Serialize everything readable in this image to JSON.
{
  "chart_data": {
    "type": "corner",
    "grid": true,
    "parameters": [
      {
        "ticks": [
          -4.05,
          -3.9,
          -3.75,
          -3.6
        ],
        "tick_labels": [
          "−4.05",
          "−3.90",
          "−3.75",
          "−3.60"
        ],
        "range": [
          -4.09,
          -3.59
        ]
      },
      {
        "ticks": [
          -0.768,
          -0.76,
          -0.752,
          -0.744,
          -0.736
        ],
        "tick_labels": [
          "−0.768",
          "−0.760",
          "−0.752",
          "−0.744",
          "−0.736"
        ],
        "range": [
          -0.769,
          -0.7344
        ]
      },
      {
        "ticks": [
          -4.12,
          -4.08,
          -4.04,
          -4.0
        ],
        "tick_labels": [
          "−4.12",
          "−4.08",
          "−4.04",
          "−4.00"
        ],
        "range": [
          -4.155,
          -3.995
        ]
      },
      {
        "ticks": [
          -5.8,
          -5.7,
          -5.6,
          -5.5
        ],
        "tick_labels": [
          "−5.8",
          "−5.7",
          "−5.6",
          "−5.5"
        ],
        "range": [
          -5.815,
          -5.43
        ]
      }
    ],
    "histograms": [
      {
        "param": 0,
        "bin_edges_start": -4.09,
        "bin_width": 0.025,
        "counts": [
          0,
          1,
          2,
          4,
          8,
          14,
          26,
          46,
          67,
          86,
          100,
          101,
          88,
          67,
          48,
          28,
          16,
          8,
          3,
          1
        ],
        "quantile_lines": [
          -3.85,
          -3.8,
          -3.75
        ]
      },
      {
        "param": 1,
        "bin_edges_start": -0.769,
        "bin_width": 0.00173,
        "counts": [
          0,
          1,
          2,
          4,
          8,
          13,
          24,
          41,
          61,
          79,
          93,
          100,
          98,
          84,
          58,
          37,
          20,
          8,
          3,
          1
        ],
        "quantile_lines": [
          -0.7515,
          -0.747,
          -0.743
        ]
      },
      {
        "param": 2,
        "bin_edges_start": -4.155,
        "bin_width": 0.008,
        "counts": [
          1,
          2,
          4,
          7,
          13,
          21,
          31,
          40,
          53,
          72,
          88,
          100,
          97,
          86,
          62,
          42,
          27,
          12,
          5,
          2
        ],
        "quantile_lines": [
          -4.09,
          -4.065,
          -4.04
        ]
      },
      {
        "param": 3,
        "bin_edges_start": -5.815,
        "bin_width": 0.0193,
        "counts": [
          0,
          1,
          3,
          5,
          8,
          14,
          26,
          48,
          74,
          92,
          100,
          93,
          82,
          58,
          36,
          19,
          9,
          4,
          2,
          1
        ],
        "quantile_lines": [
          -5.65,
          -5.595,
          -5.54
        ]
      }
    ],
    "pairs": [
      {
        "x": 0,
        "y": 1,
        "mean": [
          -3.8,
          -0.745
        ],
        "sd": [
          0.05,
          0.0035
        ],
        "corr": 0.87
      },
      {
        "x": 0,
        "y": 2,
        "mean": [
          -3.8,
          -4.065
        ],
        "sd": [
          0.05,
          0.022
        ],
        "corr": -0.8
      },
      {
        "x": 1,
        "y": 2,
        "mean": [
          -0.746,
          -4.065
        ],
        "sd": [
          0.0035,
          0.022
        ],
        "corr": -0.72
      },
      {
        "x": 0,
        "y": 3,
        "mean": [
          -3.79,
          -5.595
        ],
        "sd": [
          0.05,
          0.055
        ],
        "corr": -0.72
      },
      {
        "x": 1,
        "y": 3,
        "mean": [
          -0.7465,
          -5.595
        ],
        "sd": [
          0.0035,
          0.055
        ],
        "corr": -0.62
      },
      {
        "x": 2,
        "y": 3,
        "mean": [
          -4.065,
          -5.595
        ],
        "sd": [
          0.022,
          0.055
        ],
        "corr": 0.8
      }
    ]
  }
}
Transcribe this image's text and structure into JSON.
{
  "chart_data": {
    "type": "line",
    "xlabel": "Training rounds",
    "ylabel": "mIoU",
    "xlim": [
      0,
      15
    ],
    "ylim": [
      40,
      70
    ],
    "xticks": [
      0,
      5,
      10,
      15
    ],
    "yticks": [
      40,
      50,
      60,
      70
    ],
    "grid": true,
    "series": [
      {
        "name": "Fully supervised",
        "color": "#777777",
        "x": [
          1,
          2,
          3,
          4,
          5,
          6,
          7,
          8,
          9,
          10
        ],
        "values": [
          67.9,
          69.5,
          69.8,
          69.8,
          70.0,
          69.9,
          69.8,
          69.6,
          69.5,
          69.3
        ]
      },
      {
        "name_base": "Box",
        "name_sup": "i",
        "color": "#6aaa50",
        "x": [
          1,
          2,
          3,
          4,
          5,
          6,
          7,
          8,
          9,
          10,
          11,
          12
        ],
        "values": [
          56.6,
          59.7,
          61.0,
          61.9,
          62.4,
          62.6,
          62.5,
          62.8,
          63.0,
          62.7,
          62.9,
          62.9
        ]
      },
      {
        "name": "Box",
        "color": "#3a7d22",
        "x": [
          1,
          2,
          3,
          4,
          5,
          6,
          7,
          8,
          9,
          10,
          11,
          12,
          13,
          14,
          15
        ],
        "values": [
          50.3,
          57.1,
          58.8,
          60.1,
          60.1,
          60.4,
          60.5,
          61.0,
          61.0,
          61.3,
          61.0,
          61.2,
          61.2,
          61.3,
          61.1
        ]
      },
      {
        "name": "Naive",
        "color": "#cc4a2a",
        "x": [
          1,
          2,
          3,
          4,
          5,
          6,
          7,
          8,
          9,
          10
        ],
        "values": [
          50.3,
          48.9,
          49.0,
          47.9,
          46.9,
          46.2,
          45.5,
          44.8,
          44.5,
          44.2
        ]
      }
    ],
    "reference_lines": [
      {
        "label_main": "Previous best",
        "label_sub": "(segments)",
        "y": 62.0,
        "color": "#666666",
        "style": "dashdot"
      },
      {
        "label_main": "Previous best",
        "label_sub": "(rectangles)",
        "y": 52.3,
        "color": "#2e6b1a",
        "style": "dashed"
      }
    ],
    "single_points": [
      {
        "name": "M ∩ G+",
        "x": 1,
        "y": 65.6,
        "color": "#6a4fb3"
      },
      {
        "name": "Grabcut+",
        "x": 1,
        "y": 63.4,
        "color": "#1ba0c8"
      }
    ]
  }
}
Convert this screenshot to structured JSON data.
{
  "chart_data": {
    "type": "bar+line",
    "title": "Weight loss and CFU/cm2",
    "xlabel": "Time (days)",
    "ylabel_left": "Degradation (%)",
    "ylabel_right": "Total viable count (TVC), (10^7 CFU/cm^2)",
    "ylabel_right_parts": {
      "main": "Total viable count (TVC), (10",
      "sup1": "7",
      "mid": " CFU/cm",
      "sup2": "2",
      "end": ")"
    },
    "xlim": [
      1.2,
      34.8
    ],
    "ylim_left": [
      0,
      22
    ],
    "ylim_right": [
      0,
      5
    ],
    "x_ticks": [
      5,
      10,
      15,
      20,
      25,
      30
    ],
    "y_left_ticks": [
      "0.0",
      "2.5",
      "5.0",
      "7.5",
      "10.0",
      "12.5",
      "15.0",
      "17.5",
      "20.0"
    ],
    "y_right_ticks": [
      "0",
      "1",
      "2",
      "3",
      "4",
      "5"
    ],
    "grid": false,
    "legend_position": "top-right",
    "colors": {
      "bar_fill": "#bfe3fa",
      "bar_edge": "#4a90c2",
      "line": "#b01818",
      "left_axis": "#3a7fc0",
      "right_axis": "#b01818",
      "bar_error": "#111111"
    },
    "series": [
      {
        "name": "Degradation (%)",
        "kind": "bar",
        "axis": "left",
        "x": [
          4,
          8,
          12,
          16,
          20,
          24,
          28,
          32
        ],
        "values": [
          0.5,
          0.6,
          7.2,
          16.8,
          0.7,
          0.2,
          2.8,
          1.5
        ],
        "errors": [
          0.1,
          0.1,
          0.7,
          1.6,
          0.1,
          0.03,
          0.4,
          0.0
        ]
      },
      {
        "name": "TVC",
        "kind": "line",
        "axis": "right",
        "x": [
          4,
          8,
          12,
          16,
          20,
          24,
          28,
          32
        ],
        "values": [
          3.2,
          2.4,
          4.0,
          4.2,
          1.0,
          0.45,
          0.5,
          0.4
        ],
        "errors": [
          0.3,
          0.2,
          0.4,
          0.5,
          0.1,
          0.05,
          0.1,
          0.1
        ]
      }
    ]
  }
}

What is needed:
Find the string "corr" in the records, then copy each line where it occurs.

Task solution:
        "corr": 0.87
        "corr": -0.8
        "corr": -0.72
        "corr": -0.72
        "corr": -0.62
        "corr": 0.8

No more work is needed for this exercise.